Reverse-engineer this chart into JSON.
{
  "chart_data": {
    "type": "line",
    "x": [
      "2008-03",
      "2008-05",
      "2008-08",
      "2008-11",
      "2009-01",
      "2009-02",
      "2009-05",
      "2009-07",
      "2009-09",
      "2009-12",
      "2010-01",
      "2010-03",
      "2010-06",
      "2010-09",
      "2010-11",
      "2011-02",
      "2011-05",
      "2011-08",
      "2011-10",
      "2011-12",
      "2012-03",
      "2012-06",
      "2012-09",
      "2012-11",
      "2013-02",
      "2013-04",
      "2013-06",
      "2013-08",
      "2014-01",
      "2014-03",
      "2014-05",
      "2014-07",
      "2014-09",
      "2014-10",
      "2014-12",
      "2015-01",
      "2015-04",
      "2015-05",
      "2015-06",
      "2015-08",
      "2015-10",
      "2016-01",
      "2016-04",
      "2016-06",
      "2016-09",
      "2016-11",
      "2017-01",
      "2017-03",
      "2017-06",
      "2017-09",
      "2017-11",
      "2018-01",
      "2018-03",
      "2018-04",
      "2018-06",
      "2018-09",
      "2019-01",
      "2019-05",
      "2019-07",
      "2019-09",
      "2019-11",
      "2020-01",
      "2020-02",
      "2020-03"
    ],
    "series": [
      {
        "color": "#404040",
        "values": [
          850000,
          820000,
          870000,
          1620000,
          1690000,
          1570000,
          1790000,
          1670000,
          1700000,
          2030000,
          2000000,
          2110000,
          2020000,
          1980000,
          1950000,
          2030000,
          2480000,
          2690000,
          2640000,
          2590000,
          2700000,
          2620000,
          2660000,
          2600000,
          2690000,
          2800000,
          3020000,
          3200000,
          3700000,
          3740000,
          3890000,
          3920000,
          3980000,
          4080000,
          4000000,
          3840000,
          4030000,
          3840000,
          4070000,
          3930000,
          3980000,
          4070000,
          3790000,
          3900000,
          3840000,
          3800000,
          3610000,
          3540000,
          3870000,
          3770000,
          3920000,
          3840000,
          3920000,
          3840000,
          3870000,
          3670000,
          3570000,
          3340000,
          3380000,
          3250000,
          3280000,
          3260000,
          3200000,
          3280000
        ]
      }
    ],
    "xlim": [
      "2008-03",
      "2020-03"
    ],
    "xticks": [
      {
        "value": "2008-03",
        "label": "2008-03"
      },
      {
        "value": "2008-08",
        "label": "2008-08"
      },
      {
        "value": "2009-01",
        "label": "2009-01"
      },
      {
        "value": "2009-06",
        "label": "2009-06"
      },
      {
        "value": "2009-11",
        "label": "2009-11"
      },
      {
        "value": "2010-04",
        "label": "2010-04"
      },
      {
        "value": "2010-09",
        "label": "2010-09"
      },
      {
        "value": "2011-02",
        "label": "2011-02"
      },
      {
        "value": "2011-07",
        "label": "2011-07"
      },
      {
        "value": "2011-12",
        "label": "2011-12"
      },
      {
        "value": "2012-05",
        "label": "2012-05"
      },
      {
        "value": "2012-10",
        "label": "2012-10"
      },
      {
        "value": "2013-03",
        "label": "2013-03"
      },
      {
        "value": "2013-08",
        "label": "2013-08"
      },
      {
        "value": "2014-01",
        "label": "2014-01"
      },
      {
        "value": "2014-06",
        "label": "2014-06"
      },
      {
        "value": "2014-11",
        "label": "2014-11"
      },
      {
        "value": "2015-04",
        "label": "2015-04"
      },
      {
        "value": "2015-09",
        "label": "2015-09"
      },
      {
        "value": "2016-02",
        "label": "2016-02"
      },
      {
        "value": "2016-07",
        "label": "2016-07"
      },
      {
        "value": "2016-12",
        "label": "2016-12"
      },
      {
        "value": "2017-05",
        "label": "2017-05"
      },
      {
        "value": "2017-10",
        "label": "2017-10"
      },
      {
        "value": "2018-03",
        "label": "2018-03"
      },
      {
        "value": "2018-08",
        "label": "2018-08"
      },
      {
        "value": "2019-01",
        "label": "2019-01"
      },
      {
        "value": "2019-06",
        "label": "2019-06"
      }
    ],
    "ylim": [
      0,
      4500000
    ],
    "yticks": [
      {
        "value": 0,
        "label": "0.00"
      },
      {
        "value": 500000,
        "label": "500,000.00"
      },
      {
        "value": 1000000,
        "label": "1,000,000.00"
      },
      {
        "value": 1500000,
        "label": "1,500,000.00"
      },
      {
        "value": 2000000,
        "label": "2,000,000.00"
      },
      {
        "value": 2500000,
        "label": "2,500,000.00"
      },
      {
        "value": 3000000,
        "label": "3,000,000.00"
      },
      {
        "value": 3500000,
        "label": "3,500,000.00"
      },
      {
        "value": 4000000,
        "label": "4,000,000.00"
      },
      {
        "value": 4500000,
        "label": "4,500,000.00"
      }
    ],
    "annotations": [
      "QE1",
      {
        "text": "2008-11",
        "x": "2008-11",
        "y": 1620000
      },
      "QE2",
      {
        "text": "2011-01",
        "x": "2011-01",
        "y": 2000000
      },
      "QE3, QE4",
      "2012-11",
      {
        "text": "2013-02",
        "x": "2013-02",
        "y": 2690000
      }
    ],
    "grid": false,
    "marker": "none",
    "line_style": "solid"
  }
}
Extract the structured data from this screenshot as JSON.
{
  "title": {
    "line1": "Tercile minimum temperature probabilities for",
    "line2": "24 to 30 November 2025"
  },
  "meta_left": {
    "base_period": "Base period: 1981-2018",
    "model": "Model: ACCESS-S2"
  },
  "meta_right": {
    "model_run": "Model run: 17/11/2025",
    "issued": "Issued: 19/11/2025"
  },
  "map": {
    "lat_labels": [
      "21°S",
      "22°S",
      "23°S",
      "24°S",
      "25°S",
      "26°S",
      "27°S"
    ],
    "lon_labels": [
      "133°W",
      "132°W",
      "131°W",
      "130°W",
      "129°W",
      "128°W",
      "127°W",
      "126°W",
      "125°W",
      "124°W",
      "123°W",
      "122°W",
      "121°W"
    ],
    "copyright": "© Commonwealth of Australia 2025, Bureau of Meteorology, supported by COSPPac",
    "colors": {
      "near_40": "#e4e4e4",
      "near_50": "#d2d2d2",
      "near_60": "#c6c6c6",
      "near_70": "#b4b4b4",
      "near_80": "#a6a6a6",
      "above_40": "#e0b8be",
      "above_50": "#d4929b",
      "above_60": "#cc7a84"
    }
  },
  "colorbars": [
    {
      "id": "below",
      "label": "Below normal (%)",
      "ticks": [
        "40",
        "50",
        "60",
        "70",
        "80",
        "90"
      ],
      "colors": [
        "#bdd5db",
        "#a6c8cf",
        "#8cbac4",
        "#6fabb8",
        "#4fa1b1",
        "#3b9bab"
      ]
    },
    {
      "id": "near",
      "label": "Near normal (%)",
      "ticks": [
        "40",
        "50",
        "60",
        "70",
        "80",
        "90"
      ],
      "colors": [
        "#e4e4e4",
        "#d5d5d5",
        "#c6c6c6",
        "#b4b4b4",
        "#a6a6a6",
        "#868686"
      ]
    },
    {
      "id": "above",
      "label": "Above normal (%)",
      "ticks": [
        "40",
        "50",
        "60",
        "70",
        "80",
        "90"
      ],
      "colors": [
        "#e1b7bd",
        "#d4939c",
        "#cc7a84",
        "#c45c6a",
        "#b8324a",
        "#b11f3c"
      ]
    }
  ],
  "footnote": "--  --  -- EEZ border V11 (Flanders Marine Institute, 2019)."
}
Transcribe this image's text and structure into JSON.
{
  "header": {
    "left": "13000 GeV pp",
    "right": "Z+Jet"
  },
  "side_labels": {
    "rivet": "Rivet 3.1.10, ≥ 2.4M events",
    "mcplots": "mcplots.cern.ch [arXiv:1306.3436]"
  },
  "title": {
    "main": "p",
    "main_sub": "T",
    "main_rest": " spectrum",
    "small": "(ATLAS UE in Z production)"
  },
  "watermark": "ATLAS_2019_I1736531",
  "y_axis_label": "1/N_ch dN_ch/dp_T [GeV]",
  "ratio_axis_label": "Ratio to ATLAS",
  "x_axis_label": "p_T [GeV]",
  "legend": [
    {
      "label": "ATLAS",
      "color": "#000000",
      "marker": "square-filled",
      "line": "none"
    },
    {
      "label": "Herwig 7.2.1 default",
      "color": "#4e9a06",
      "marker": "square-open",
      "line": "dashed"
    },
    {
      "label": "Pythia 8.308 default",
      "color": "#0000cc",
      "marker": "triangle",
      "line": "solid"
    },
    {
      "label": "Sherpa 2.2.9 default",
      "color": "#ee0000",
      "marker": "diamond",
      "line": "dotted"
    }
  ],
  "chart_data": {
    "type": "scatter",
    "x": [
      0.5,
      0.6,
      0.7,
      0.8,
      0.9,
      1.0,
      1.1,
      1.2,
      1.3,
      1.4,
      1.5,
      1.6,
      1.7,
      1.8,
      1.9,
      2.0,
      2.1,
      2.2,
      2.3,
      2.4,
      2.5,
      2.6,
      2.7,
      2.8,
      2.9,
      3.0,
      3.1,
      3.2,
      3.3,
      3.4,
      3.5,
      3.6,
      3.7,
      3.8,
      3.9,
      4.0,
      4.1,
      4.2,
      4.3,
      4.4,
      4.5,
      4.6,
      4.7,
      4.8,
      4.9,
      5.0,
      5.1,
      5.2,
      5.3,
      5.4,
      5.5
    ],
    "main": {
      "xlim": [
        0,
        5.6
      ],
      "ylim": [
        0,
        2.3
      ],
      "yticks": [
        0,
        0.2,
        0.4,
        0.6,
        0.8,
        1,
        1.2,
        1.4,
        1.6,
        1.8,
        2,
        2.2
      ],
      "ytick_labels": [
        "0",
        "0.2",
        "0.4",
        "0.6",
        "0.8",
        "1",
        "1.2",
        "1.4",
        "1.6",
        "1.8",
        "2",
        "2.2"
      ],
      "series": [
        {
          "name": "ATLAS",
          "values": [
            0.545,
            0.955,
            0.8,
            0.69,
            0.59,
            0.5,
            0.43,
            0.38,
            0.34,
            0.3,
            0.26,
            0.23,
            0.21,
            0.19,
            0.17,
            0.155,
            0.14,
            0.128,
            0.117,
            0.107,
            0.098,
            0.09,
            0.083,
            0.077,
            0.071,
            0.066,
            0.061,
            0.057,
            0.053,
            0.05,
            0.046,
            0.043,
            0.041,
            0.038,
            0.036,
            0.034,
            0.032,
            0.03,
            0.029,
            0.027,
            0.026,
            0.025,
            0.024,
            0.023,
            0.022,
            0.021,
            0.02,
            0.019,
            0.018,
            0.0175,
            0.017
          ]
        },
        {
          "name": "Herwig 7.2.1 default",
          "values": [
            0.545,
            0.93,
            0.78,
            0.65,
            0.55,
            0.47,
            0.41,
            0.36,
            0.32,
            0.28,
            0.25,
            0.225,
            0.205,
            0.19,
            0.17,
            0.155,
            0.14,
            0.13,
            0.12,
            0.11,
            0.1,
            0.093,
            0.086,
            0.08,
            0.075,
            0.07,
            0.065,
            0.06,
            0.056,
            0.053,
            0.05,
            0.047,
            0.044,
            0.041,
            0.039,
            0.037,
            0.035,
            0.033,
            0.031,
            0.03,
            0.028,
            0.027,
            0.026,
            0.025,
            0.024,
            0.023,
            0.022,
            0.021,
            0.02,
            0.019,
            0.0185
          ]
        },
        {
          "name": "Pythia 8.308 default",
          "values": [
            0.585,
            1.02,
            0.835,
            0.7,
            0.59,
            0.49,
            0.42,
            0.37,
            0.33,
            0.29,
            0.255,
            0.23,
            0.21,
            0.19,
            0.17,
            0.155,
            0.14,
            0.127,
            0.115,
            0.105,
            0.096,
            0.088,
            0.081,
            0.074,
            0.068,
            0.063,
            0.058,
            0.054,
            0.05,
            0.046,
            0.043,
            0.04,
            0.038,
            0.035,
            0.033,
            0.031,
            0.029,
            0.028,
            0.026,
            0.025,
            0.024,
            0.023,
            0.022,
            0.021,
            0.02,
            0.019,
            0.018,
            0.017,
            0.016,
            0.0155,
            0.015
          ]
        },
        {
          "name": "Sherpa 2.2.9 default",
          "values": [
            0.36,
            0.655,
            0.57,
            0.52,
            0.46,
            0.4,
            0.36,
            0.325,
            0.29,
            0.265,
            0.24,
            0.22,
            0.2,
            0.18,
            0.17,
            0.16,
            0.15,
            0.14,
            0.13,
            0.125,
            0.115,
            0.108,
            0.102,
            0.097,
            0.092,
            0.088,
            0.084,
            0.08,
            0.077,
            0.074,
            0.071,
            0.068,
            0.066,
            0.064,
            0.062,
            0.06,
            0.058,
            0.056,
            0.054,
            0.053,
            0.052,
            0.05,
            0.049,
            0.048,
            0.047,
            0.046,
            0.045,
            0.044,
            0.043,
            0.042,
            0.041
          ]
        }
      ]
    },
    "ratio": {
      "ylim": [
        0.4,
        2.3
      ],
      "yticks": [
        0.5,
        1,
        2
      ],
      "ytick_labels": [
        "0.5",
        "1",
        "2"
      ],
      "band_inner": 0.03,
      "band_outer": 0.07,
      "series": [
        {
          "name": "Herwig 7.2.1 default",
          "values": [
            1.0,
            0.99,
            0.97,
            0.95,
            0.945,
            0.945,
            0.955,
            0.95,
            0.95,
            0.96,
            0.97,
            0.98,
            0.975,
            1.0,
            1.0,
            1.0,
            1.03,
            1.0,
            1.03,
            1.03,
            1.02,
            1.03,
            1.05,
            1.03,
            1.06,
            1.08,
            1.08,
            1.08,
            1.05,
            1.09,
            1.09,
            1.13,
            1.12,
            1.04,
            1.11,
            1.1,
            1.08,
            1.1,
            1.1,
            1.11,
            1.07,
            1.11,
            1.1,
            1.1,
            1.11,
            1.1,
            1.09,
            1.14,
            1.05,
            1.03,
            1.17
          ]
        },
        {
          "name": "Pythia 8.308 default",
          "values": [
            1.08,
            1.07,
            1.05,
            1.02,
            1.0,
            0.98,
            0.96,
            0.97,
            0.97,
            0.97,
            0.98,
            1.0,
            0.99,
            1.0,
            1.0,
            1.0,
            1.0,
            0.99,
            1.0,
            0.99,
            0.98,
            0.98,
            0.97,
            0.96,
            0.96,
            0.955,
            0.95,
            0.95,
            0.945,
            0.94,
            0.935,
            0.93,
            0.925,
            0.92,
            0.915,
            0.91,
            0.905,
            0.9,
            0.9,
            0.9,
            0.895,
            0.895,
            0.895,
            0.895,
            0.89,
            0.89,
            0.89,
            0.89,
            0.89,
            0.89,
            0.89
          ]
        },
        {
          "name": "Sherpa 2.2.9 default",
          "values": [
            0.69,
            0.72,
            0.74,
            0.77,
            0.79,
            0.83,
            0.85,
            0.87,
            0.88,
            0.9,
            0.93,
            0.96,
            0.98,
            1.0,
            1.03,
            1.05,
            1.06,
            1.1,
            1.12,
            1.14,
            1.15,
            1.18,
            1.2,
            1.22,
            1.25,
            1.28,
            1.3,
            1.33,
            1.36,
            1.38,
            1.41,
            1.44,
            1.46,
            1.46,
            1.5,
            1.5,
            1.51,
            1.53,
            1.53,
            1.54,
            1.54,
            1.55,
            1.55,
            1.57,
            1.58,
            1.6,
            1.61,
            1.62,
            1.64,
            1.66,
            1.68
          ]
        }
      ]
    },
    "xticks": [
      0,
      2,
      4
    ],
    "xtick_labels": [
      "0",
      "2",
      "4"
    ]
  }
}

────────

— Task goal —
Copy out every line with the word "square".

— Response —
      "marker": "square-filled",
      "marker": "square-open",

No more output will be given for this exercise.